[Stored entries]

※ ※ ※

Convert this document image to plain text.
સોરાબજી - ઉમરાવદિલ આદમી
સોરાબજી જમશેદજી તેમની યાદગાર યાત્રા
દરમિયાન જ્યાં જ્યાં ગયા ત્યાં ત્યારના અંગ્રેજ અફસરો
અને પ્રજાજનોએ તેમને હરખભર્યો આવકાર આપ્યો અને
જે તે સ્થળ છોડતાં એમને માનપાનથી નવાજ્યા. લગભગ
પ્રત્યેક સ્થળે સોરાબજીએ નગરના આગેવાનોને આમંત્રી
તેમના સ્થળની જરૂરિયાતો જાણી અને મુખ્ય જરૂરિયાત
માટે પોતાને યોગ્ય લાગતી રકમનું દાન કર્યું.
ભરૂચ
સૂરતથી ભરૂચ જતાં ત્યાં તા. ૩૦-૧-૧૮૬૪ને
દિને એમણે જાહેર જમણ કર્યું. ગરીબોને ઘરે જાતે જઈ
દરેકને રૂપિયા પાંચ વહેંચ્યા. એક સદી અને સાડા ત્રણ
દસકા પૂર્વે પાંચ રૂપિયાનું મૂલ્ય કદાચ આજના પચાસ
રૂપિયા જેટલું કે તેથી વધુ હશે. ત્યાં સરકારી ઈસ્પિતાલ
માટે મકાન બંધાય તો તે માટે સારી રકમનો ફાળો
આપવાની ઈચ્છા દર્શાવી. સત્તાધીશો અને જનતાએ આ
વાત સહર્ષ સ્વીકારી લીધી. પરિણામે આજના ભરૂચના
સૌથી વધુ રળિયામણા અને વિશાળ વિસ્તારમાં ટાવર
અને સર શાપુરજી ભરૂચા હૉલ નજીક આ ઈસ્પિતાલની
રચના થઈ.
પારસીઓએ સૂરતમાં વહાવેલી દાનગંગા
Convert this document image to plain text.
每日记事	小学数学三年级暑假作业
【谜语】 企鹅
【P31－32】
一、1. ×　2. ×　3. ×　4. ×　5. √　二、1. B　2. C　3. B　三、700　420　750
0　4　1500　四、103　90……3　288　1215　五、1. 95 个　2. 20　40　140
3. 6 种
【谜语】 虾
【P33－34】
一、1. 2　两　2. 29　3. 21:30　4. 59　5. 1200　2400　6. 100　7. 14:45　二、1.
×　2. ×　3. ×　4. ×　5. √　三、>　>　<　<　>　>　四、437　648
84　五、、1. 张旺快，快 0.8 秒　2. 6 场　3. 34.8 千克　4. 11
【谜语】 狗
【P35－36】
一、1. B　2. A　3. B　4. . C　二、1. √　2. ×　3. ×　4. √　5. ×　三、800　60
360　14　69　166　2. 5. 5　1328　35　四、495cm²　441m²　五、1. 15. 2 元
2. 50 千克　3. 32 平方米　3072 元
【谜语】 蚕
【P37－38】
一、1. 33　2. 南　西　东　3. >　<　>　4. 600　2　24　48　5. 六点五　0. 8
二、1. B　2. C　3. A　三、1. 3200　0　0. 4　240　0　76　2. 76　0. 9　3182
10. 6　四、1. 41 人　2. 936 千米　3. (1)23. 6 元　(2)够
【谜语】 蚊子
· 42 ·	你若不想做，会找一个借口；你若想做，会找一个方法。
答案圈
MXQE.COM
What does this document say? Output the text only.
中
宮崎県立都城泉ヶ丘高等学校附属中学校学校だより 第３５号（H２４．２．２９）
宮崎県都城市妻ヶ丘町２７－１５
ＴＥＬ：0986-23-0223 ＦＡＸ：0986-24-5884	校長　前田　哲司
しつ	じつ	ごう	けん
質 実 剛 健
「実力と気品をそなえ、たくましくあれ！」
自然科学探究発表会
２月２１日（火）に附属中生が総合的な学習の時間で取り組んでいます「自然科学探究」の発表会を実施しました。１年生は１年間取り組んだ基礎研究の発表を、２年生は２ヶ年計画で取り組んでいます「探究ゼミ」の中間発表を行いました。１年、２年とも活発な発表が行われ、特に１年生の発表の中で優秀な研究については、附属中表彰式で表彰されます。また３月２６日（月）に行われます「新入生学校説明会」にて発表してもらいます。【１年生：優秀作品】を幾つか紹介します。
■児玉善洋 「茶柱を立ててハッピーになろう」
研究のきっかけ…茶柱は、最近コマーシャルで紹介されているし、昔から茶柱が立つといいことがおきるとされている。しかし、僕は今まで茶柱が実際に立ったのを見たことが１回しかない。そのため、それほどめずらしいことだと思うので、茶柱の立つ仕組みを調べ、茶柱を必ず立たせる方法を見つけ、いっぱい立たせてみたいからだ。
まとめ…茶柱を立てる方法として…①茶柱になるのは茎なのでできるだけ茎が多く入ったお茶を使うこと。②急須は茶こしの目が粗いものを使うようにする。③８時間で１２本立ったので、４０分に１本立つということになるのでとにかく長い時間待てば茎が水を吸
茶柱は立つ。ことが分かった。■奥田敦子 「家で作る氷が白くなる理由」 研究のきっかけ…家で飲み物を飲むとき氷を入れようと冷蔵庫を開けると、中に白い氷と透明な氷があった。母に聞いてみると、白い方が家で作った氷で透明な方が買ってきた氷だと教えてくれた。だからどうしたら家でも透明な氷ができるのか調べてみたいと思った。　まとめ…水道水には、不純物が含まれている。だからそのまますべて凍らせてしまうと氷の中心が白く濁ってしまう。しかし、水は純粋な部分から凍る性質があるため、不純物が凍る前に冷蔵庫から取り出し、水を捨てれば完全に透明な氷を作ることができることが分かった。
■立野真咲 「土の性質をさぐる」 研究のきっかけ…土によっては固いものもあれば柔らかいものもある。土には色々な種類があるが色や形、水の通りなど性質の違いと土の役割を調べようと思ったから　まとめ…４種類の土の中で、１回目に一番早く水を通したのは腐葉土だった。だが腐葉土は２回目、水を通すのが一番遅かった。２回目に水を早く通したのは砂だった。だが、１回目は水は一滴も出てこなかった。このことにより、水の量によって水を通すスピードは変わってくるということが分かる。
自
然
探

※ ※ ※

:: Required task ::
Send back all of the entries exactly, with nothing missing.

:: Exercise result ::
Convert this document image to plain text.
સોરાબજી - ઉમરાવદિલ આદમી
સોરાબજી જમશેદજી તેમની યાદગાર યાત્રા
દરમિયાન જ્યાં જ્યાં ગયા ત્યાં ત્યારના અંગ્રેજ અફસરો
અને પ્રજાજનોએ તેમને હરખભર્યો આવકાર આપ્યો અને
જે તે સ્થળ છોડતાં એમને માનપાનથી નવાજ્યા. લગભગ
પ્રત્યેક સ્થળે સોરાબજીએ નગરના આગેવાનોને આમંત્રી
તેમના સ્થળની જરૂરિયાતો જાણી અને મુખ્ય જરૂરિયાત
માટે પોતાને યોગ્ય લાગતી રકમનું દાન કર્યું.
ભરૂચ
સૂરતથી ભરૂચ જતાં ત્યાં તા. ૩૦-૧-૧૮૬૪ને
દિને એમણે જાહેર જમણ કર્યું. ગરીબોને ઘરે જાતે જઈ
દરેકને રૂપિયા પાંચ વહેંચ્યા. એક સદી અને સાડા ત્રણ
દસકા પૂર્વે પાંચ રૂપિયાનું મૂલ્ય કદાચ આજના પચાસ
રૂપિયા જેટલું કે તેથી વધુ હશે. ત્યાં સરકારી ઈસ્પિતાલ
માટે મકાન બંધાય તો તે માટે સારી રકમનો ફાળો
આપવાની ઈચ્છા દર્શાવી. સત્તાધીશો અને જનતાએ આ
વાત સહર્ષ સ્વીકારી લીધી. પરિણામે આજના ભરૂચના
સૌથી વધુ રળિયામણા અને વિશાળ વિસ્તારમાં ટાવર
અને સર શાપુરજી ભરૂચા હૉલ નજીક આ ઈસ્પિતાલની
રચના થઈ.
પારસીઓએ સૂરતમાં વહાવેલી દાનગંગા
Convert this document image to plain text.
每日记事	小学数学三年级暑假作业
【谜语】 企鹅
【P31－32】
一、1. ×　2. ×　3. ×　4. ×　5. √　二、1. B　2. C　3. B　三、700　420　750
0　4　1500　四、103　90……3　288　1215　五、1. 95 个　2. 20　40　140
3. 6 种
【谜语】 虾
【P33－34】
一、1. 2　两　2. 29　3. 21:30　4. 59　5. 1200　2400　6. 100　7. 14:45　二、1.
×　2. ×　3. ×　4. ×　5. √　三、>　>　<　<　>　>　四、437　648
84　五、、1. 张旺快，快 0.8 秒　2. 6 场　3. 34.8 千克　4. 11
【谜语】 狗
【P35－36】
一、1. B　2. A　3. B　4. . C　二、1. √　2. ×　3. ×　4. √　5. ×　三、800　60
360　14　69　166　2. 5. 5　1328　35　四、495cm²　441m²　五、1. 15. 2 元
2. 50 千克　3. 32 平方米　3072 元
【谜语】 蚕
【P37－38】
一、1. 33　2. 南　西　东　3. >　<　>　4. 600　2　24　48　5. 六点五　0. 8
二、1. B　2. C　3. A　三、1. 3200　0　0. 4　240　0　76　2. 76　0. 9　3182
10. 6　四、1. 41 人　2. 936 千米　3. (1)23. 6 元　(2)够
【谜语】 蚊子
· 42 ·	你若不想做，会找一个借口；你若想做，会找一个方法。
答案圈
MXQE.COM
What does this document say? Output the text only.
中
宮崎県立都城泉ヶ丘高等学校附属中学校学校だより 第３５号（H２４．２．２９）
宮崎県都城市妻ヶ丘町２７－１５
ＴＥＬ：0986-23-0223 ＦＡＸ：0986-24-5884	校長　前田　哲司
しつ	じつ	ごう	けん
質 実 剛 健
「実力と気品をそなえ、たくましくあれ！」
自然科学探究発表会
２月２１日（火）に附属中生が総合的な学習の時間で取り組んでいます「自然科学探究」の発表会を実施しました。１年生は１年間取り組んだ基礎研究の発表を、２年生は２ヶ年計画で取り組んでいます「探究ゼミ」の中間発表を行いました。１年、２年とも活発な発表が行われ、特に１年生の発表の中で優秀な研究については、附属中表彰式で表彰されます。また３月２６日（月）に行われます「新入生学校説明会」にて発表してもらいます。【１年生：優秀作品】を幾つか紹介します。
■児玉善洋 「茶柱を立ててハッピーになろう」
研究のきっかけ…茶柱は、最近コマーシャルで紹介されているし、昔から茶柱が立つといいことがおきるとされている。しかし、僕は今まで茶柱が実際に立ったのを見たことが１回しかない。そのため、それほどめずらしいことだと思うので、茶柱の立つ仕組みを調べ、茶柱を必ず立たせる方法を見つけ、いっぱい立たせてみたいからだ。
まとめ…茶柱を立てる方法として…①茶柱になるのは茎なのでできるだけ茎が多く入ったお茶を使うこと。②急須は茶こしの目が粗いものを使うようにする。③８時間で１２本立ったので、４０分に１本立つということになるのでとにかく長い時間待てば茎が水を吸
茶柱は立つ。ことが分かった。■奥田敦子 「家で作る氷が白くなる理由」 研究のきっかけ…家で飲み物を飲むとき氷を入れようと冷蔵庫を開けると、中に白い氷と透明な氷があった。母に聞いてみると、白い方が家で作った氷で透明な方が買ってきた氷だと教えてくれた。だからどうしたら家でも透明な氷ができるのか調べてみたいと思った。　まとめ…水道水には、不純物が含まれている。だからそのまますべて凍らせてしまうと氷の中心が白く濁ってしまう。しかし、水は純粋な部分から凍る性質があるため、不純物が凍る前に冷蔵庫から取り出し、水を捨てれば完全に透明な氷を作ることができることが分かった。
■立野真咲 「土の性質をさぐる」 研究のきっかけ…土によっては固いものもあれば柔らかいものもある。土には色々な種類があるが色や形、水の通りなど性質の違いと土の役割を調べようと思ったから　まとめ…４種類の土の中で、１回目に一番早く水を通したのは腐葉土だった。だが腐葉土は２回目、水を通すのが一番遅かった。２回目に水を早く通したのは砂だった。だが、１回目は水は一滴も出てこなかった。このことにより、水の量によって水を通すスピードは変わってくるということが分かる。
自
然
探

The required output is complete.